**What is required:** Collect every line below that contains the word "values".

**Rows:**
+===+
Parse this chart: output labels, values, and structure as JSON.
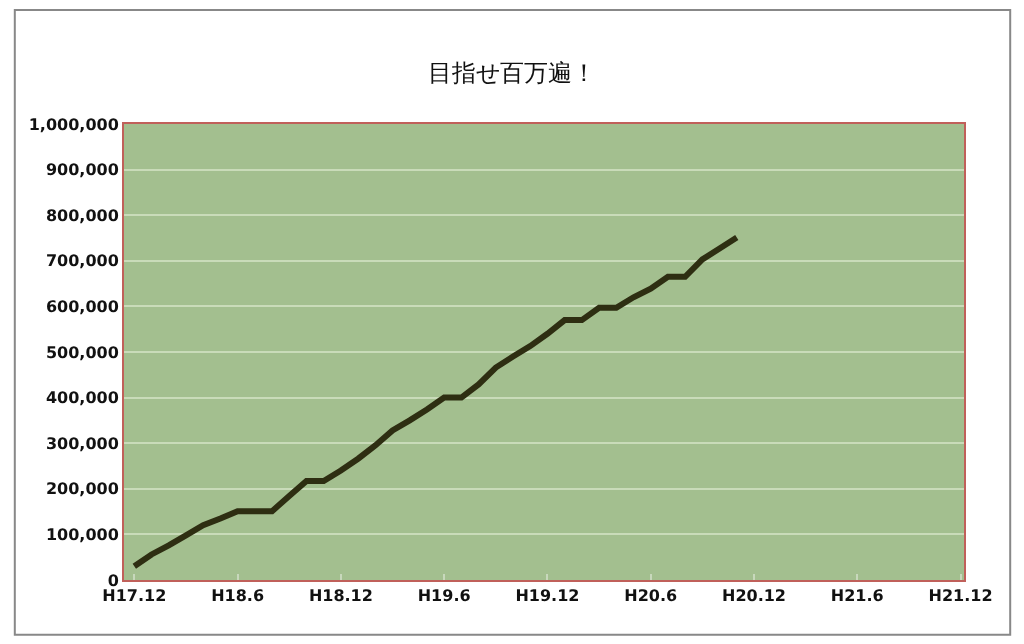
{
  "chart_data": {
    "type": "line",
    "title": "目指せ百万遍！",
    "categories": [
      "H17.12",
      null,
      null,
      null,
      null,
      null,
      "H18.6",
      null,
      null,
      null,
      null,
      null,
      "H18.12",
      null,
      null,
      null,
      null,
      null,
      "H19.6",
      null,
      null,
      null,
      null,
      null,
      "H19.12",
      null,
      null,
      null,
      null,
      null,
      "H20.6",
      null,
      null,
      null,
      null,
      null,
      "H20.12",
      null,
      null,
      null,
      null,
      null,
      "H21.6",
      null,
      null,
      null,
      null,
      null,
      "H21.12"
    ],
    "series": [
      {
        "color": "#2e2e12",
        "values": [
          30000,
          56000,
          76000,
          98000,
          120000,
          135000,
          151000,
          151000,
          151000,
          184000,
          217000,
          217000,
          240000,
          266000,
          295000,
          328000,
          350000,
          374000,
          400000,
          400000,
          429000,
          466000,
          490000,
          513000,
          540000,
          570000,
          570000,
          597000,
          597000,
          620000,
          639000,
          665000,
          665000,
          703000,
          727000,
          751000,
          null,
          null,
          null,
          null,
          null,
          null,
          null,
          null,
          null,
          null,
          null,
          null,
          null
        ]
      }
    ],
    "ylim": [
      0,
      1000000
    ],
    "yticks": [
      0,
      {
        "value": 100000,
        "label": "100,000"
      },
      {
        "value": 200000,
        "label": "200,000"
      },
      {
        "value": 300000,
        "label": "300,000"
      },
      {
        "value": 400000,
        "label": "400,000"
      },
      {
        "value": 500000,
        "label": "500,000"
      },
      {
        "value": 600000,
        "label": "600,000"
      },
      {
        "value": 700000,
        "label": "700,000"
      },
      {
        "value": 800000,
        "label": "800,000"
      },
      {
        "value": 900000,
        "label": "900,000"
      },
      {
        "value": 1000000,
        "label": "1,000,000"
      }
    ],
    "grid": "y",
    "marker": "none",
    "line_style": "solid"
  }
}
+===+
**Output of the exercise:**
Parse this chart: output labels, values, and structure as JSON.
        "values": [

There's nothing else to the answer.